----- Materials provided -----

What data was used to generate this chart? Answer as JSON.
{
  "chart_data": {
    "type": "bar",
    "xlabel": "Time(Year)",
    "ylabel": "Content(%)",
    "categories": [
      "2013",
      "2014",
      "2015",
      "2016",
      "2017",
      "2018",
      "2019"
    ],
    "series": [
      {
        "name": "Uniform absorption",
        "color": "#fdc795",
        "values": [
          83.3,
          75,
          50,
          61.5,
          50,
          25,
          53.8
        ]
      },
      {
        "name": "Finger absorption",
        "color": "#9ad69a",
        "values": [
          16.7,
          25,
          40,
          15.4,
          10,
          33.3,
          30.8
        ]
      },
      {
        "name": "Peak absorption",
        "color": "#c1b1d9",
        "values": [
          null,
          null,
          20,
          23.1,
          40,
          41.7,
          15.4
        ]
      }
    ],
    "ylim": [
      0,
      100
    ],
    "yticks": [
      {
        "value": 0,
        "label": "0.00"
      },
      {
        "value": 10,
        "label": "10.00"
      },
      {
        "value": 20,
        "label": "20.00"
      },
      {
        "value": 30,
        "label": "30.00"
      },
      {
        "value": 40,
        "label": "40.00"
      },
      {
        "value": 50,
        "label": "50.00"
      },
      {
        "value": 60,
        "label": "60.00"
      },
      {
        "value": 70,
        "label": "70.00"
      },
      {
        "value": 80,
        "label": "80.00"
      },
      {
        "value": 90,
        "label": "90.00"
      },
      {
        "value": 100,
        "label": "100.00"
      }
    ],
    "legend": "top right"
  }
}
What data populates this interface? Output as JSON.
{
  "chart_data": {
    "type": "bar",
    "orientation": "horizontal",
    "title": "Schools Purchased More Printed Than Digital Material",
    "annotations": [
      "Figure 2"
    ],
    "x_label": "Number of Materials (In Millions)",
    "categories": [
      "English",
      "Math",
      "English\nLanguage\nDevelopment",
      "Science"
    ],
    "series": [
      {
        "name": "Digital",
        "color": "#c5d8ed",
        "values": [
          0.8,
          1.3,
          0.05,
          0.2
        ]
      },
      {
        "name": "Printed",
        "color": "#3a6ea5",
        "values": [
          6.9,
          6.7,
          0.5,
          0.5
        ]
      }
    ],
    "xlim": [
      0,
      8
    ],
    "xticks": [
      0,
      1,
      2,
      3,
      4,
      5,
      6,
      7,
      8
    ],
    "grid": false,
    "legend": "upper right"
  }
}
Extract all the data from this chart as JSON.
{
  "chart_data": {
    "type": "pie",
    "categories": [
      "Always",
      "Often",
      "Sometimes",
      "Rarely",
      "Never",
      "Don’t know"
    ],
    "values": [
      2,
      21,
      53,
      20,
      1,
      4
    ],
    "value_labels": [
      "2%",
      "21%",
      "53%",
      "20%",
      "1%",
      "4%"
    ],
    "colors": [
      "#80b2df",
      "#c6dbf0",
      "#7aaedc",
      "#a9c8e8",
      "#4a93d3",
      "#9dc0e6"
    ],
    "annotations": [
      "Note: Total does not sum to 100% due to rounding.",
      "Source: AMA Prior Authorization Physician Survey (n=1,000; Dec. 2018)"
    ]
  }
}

-----

### Aim of the exercise:
Identify the lines in the entries above that contain "absorption", then copy them out.

### Result for this task:
        "name": "Uniform absorption",
        "name": "Finger absorption",
        "name": "Peak absorption",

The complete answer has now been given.